Only the run of lines from the one containing "Decode this image" through the last line should be returned, exactly as written.

(Data excerpts)

+++

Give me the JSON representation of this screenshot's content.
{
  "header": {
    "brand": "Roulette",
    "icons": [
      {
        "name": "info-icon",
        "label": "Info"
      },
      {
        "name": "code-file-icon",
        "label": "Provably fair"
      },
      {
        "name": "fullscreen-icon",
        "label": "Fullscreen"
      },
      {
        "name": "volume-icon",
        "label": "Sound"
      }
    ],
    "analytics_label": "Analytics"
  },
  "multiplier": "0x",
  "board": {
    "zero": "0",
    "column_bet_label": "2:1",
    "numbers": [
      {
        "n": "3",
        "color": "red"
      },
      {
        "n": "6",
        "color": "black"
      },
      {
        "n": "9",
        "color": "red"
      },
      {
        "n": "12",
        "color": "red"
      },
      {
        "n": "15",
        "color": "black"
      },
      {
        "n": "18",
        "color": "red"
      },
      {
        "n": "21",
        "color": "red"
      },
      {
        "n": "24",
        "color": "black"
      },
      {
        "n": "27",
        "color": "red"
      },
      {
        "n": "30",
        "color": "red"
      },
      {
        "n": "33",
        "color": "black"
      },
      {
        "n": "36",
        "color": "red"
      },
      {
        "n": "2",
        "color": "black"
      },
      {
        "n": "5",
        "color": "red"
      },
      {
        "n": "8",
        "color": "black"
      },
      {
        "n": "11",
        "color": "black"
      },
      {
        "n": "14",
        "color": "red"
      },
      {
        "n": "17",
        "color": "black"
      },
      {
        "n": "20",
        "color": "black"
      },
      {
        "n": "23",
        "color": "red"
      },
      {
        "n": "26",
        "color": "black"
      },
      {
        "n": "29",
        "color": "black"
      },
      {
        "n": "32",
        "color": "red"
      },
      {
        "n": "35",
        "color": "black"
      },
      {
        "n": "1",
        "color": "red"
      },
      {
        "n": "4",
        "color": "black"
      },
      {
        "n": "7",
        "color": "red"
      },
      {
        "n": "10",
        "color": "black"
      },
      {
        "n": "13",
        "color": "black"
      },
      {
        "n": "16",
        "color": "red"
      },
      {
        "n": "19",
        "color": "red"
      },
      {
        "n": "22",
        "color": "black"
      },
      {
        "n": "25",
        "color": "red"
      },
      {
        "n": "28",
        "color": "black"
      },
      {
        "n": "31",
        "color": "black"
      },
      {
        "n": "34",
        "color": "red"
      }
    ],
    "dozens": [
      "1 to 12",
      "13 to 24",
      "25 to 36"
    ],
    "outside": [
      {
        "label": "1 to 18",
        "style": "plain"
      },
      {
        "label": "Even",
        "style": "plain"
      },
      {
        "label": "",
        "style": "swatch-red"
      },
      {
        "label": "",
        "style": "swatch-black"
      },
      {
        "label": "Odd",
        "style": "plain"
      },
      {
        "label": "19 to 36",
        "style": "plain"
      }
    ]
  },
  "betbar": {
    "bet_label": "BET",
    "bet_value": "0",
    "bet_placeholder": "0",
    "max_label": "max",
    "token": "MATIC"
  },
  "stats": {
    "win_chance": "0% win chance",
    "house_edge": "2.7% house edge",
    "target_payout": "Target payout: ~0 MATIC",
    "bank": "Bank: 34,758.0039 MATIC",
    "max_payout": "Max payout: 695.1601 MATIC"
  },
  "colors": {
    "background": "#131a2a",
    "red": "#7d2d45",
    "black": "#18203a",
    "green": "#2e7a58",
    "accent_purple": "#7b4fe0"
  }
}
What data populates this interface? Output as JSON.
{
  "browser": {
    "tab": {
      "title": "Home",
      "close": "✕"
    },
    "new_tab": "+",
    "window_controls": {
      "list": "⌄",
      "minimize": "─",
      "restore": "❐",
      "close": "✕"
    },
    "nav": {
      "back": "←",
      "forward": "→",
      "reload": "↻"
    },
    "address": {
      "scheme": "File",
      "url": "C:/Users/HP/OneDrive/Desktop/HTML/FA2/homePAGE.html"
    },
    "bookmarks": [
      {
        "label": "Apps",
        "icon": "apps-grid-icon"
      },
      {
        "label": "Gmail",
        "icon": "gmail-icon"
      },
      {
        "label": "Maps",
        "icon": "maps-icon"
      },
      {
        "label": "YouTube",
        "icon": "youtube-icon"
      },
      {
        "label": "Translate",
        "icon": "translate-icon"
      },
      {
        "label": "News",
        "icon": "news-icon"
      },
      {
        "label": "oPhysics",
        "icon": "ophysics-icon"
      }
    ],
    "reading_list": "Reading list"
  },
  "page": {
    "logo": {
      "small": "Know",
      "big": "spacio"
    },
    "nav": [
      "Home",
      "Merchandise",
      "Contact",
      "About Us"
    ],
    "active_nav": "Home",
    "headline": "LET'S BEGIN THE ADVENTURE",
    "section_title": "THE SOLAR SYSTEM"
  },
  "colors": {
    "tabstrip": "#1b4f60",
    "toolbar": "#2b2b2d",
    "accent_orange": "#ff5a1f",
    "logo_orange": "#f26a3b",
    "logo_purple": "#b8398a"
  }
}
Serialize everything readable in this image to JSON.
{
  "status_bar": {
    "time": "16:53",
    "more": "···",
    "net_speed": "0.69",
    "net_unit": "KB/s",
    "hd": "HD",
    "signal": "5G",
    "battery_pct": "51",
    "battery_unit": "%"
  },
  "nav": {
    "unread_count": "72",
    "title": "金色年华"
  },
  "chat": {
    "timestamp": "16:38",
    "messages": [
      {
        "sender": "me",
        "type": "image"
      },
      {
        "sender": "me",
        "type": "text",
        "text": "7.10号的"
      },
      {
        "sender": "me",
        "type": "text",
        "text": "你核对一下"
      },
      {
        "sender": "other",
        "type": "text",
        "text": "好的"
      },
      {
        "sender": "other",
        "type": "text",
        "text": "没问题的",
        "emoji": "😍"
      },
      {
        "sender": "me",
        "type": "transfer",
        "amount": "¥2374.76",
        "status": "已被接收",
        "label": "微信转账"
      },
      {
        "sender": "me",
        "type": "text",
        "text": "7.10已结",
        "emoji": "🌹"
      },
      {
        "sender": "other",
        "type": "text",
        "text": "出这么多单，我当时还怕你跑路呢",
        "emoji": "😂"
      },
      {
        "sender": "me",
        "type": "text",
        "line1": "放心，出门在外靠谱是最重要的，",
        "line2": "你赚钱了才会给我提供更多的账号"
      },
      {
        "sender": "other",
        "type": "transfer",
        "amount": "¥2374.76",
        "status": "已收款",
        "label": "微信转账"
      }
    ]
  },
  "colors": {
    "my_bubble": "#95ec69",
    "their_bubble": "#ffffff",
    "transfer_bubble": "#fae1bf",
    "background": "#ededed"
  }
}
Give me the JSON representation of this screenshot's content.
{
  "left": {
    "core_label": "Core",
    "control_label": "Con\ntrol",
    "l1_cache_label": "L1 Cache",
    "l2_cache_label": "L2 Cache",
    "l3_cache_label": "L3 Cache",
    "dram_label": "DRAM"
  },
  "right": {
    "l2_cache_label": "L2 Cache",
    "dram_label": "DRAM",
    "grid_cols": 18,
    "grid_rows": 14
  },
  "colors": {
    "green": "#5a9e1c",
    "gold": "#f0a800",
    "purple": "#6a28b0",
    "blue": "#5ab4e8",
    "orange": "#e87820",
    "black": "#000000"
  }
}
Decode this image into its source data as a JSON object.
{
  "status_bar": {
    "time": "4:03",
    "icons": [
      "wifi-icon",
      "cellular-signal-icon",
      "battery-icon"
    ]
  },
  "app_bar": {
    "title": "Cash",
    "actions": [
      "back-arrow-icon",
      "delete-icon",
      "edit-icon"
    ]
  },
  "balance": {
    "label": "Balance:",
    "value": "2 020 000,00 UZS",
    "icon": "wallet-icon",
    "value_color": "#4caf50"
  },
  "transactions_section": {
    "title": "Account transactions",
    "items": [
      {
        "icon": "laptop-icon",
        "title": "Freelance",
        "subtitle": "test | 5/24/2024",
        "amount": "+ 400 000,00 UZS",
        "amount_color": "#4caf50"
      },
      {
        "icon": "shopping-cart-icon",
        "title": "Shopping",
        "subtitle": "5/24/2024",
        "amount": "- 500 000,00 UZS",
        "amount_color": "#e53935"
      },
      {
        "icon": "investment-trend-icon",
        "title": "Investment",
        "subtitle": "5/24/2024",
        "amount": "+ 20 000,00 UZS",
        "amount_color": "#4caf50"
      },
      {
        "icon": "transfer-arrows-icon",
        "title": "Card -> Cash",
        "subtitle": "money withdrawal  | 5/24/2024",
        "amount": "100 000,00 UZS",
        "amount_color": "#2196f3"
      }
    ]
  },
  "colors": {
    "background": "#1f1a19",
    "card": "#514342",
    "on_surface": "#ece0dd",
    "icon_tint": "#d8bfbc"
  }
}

+++

SOLUTION TO THIS TASK =>
Decode this image into its source data as a JSON object.
{
  "status_bar": {
    "time": "4:03",
    "icons": [
      "wifi-icon",
      "cellular-signal-icon",
      "battery-icon"
    ]
  },
  "app_bar": {
    "title": "Cash",
    "actions": [
      "back-arrow-icon",
      "delete-icon",
      "edit-icon"
    ]
  },
  "balance": {
    "label": "Balance:",
    "value": "2 020 000,00 UZS",
    "icon": "wallet-icon",
    "value_color": "#4caf50"
  },
  "transactions_section": {
    "title": "Account transactions",
    "items": [
      {
        "icon": "laptop-icon",
        "title": "Freelance",
        "subtitle": "test | 5/24/2024",
        "amount": "+ 400 000,00 UZS",
        "amount_color": "#4caf50"
      },
      {
        "icon": "shopping-cart-icon",
        "title": "Shopping",
        "subtitle": "5/24/2024",
        "amount": "- 500 000,00 UZS",
        "amount_color": "#e53935"
      },
      {
        "icon": "investment-trend-icon",
        "title": "Investment",
        "subtitle": "5/24/2024",
        "amount": "+ 20 000,00 UZS",
        "amount_color": "#4caf50"
      },
      {
        "icon": "transfer-arrows-icon",
        "title": "Card -> Cash",
        "subtitle": "money withdrawal  | 5/24/2024",
        "amount": "100 000,00 UZS",
        "amount_color": "#2196f3"
      }
    ]
  },
  "colors": {
    "background": "#1f1a19",
    "card": "#514342",
    "on_surface": "#ece0dd",
    "icon_tint": "#d8bfbc"
  }
}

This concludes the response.